╭─ SOURCE MATERIAL

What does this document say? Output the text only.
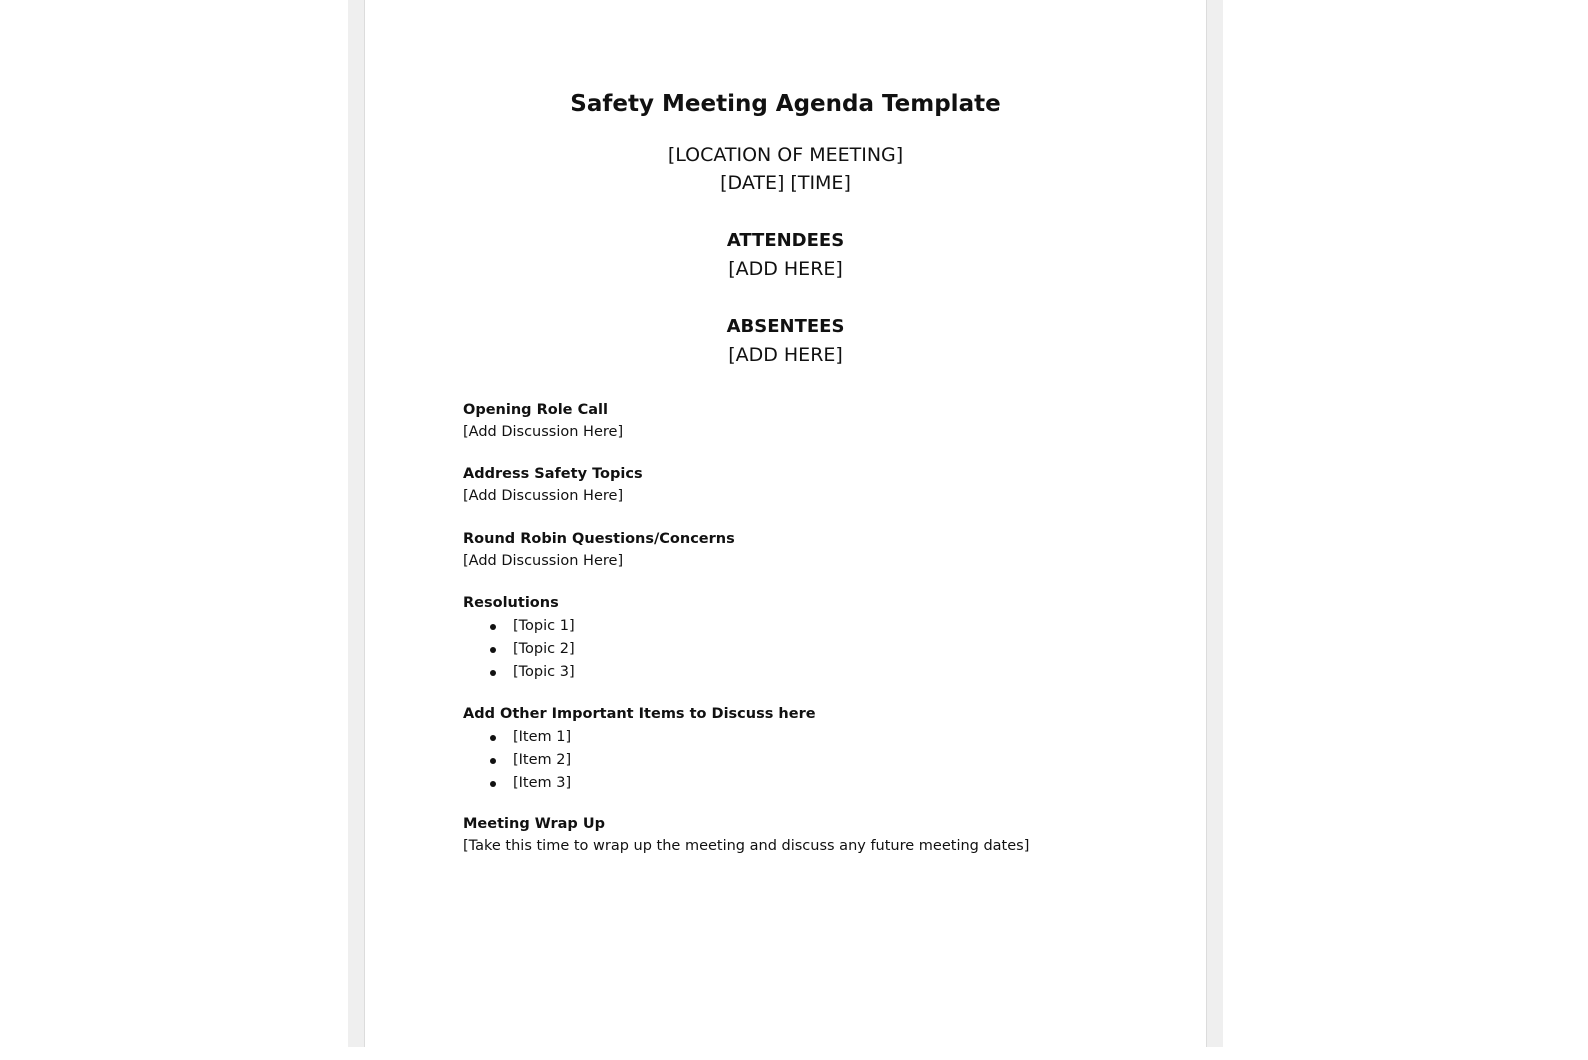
Safety Meeting Agenda Template
[LOCATION OF MEETING]
[DATE] [TIME]
ATTENDEES
[ADD HERE]
ABSENTEES
[ADD HERE]
Opening Role Call
[Add Discussion Here]
Address Safety Topics
[Add Discussion Here]
Round Robin Questions/Concerns
[Add Discussion Here]
Resolutions
[Topic 1]
[Topic 2]
[Topic 3]
Add Other Important Items to Discuss here
[Item 1]
[Item 2]
[Item 3]
Meeting Wrap Up
[Take this time to wrap up the meeting and discuss any future meeting dates]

╰─

▶ [EXERCISE GOAL]: Reproduce the material word for word, minus the images.

▶ [CORRECT ANSWER]:
What does this document say? Output the text only.
Safety Meeting Agenda Template
[LOCATION OF MEETING]
[DATE] [TIME]
ATTENDEES
[ADD HERE]
ABSENTEES
[ADD HERE]
Opening Role Call
[Add Discussion Here]
Address Safety Topics
[Add Discussion Here]
Round Robin Questions/Concerns
[Add Discussion Here]
Resolutions
[Topic 1]
[Topic 2]
[Topic 3]
Add Other Important Items to Discuss here
[Item 1]
[Item 2]
[Item 3]
Meeting Wrap Up
[Take this time to wrap up the meeting and discuss any future meeting dates]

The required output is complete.